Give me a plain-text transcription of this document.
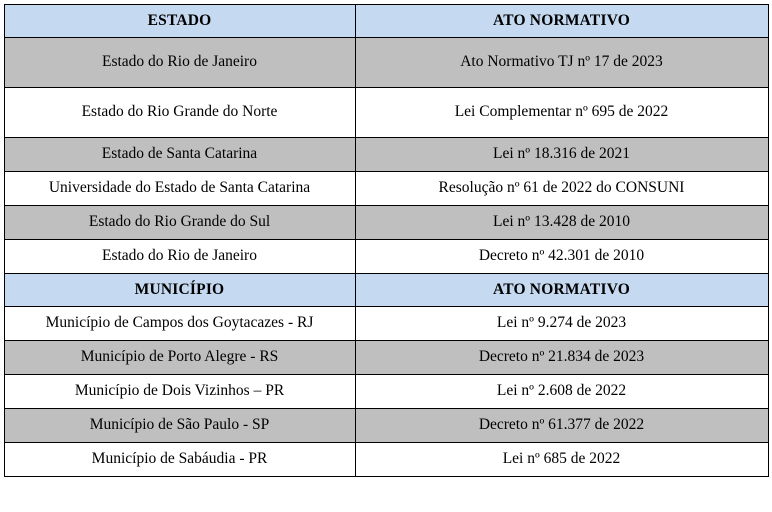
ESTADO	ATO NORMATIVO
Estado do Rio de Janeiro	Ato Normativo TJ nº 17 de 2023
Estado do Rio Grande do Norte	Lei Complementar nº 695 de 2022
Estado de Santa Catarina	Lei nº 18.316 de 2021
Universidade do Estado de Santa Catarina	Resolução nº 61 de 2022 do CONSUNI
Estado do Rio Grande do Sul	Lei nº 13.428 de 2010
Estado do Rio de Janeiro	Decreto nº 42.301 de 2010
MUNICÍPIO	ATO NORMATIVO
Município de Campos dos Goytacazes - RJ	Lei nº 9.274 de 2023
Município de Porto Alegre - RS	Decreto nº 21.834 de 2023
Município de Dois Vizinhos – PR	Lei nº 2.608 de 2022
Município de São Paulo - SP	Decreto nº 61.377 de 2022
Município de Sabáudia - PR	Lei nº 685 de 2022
--
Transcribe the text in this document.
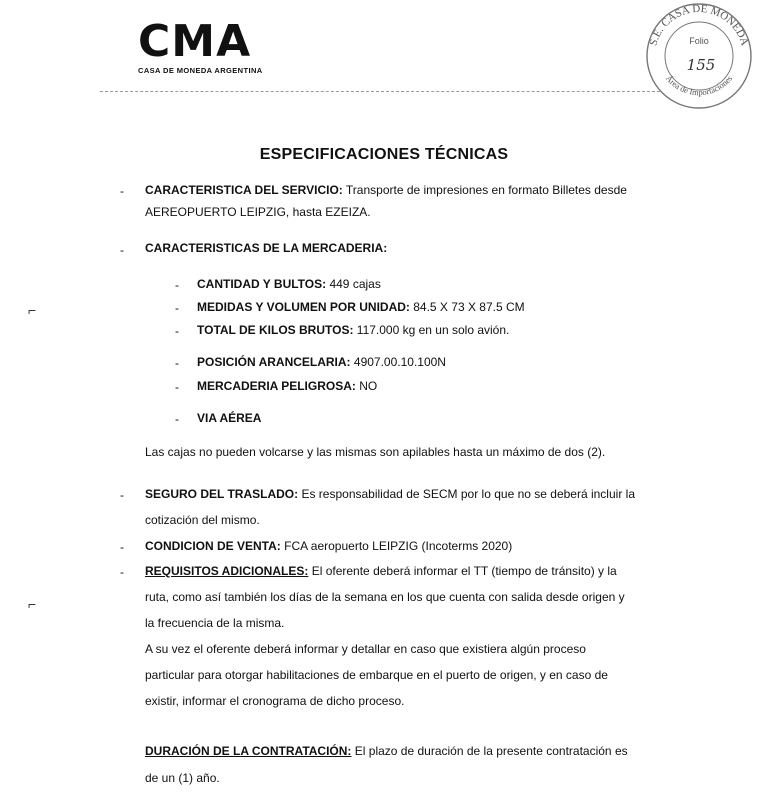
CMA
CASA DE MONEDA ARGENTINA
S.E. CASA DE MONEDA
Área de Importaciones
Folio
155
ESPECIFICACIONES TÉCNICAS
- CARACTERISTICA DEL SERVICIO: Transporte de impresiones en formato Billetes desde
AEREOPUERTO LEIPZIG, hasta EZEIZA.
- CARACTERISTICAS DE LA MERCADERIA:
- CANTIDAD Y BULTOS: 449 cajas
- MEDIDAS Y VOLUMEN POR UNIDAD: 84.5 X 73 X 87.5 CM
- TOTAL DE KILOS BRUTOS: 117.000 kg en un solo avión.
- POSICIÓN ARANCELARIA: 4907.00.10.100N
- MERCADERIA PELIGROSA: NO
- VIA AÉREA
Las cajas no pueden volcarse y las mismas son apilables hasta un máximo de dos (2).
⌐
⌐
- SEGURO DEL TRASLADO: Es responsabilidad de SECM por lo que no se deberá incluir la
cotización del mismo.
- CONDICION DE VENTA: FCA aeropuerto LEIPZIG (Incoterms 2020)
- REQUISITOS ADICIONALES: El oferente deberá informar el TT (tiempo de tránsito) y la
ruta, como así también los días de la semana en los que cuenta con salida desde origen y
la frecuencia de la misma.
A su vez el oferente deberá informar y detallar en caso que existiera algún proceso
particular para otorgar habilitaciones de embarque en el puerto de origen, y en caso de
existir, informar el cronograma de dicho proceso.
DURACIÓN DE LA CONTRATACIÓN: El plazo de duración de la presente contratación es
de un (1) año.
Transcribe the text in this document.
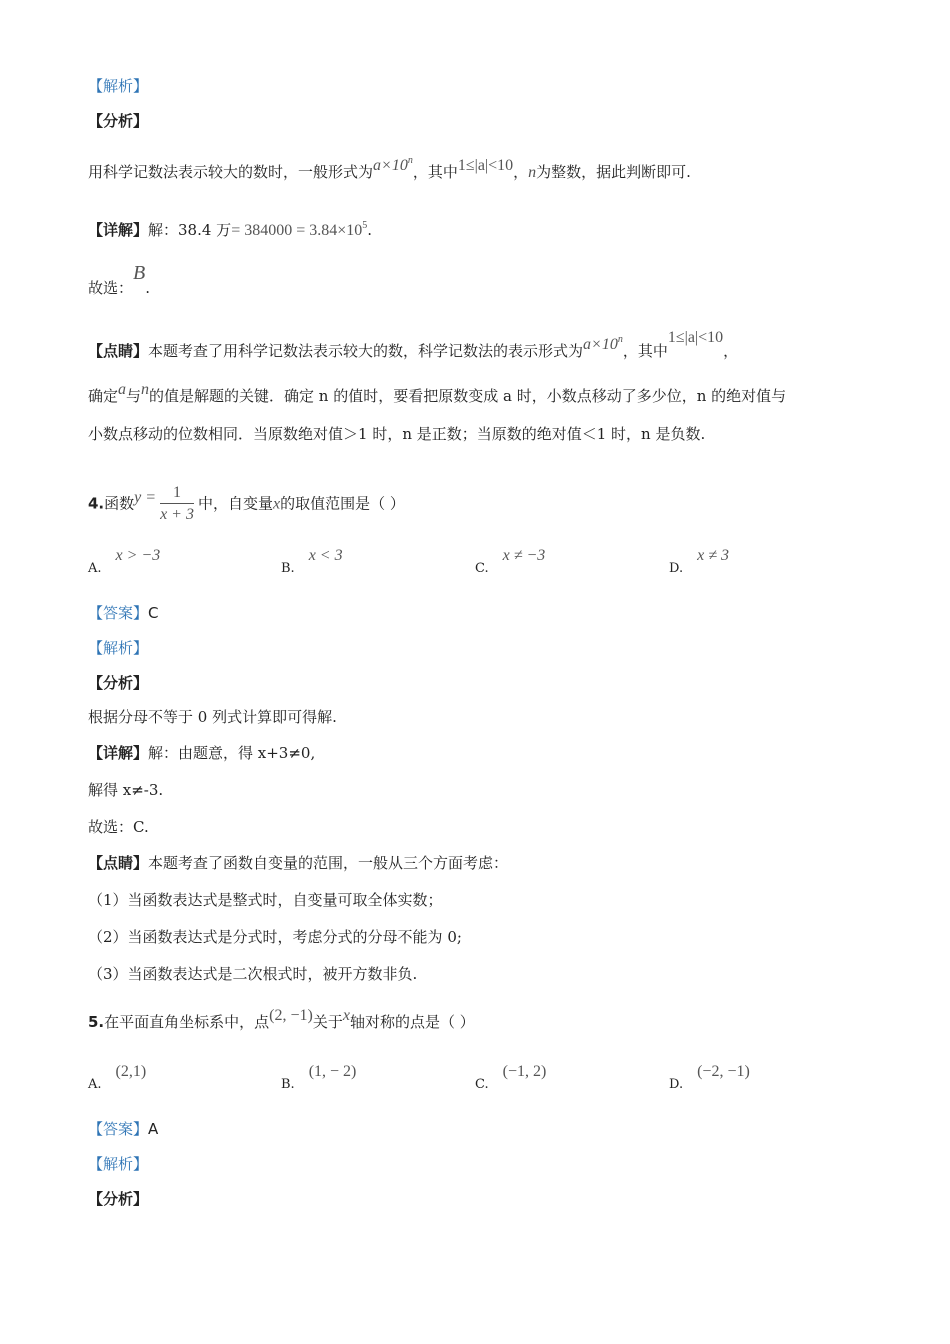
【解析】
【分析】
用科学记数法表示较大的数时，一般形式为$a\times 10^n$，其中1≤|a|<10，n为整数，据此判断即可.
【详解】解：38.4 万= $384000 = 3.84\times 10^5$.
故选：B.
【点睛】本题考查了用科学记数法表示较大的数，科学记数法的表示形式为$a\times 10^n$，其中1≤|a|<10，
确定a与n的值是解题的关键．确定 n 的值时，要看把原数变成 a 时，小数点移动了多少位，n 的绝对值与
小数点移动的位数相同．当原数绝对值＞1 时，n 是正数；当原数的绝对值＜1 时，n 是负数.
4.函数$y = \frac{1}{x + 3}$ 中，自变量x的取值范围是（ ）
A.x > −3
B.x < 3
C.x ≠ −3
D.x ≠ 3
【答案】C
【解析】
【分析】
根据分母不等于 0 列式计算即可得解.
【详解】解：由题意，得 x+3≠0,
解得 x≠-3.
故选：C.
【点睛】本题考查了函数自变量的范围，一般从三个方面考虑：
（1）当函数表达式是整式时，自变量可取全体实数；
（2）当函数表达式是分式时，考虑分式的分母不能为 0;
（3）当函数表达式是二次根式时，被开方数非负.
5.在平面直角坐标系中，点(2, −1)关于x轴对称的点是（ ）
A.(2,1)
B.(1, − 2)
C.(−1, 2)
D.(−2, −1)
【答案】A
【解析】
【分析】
--
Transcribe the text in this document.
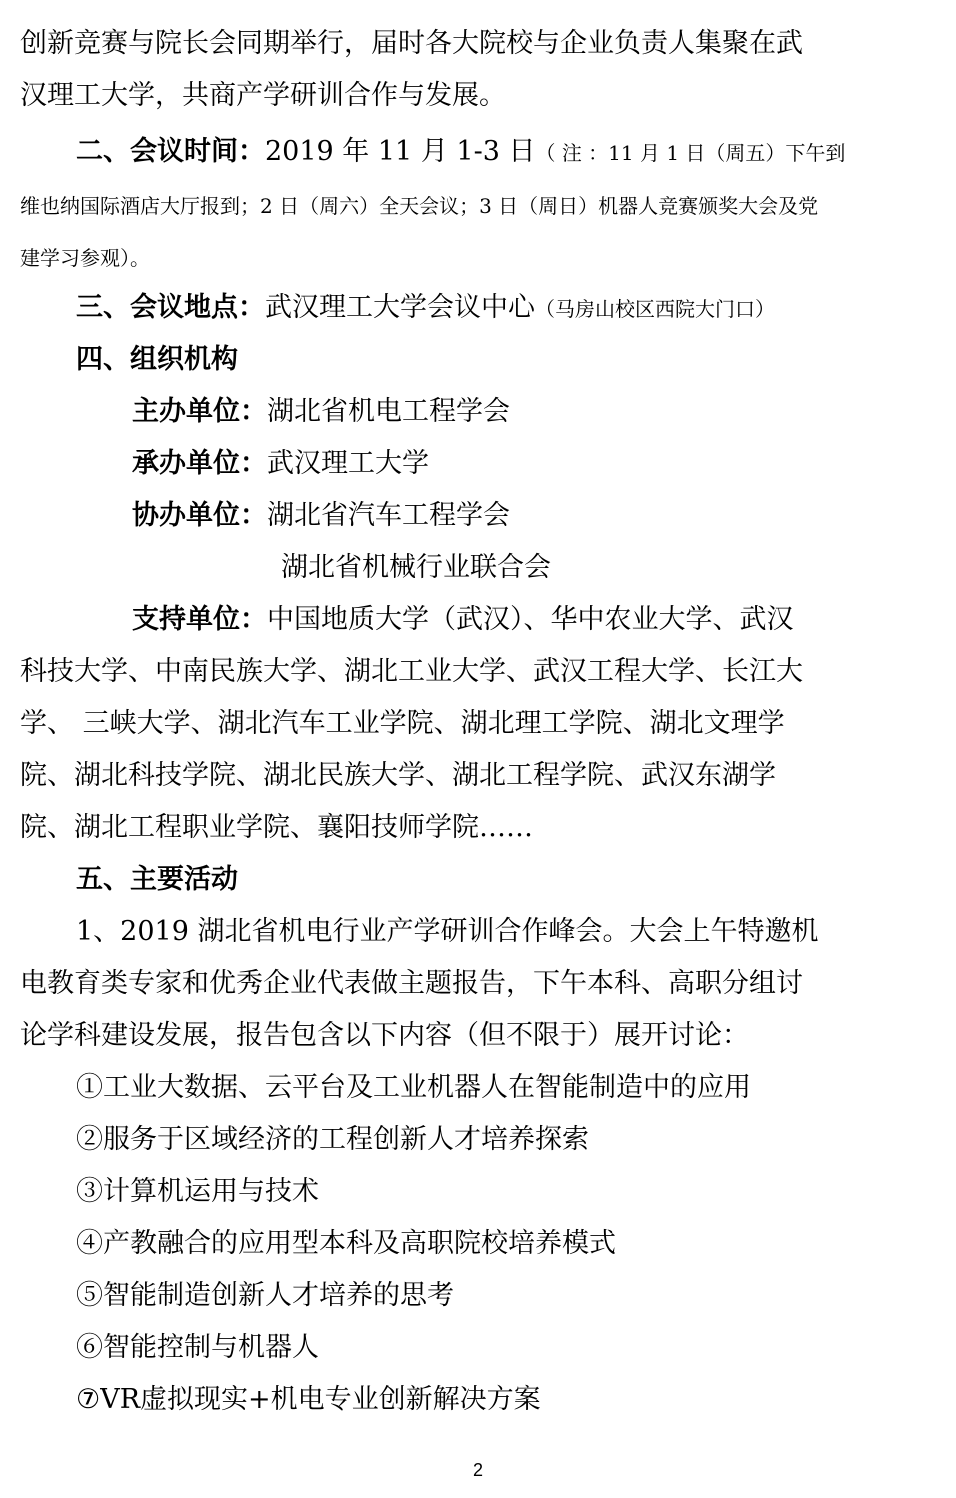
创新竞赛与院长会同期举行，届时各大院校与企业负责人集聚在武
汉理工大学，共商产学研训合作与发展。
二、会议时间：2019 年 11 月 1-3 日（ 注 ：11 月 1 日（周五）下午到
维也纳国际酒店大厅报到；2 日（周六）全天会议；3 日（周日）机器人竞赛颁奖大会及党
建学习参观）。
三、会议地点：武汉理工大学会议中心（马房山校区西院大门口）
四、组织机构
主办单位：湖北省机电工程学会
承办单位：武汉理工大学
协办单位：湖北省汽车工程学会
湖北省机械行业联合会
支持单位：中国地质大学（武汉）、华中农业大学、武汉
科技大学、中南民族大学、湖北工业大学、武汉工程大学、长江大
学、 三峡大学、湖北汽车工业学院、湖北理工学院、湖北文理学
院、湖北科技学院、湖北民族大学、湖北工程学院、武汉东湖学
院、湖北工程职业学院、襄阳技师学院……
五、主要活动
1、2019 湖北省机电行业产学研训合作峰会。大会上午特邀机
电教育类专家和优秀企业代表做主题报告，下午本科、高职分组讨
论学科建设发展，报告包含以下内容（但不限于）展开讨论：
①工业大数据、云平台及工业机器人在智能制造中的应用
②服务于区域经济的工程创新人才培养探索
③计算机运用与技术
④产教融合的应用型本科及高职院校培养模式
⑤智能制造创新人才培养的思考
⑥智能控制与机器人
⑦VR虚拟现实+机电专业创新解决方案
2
--
Exercise objective:
Reply with the number of lines in the material above that contain "informar", and nothing more.

Result below:
3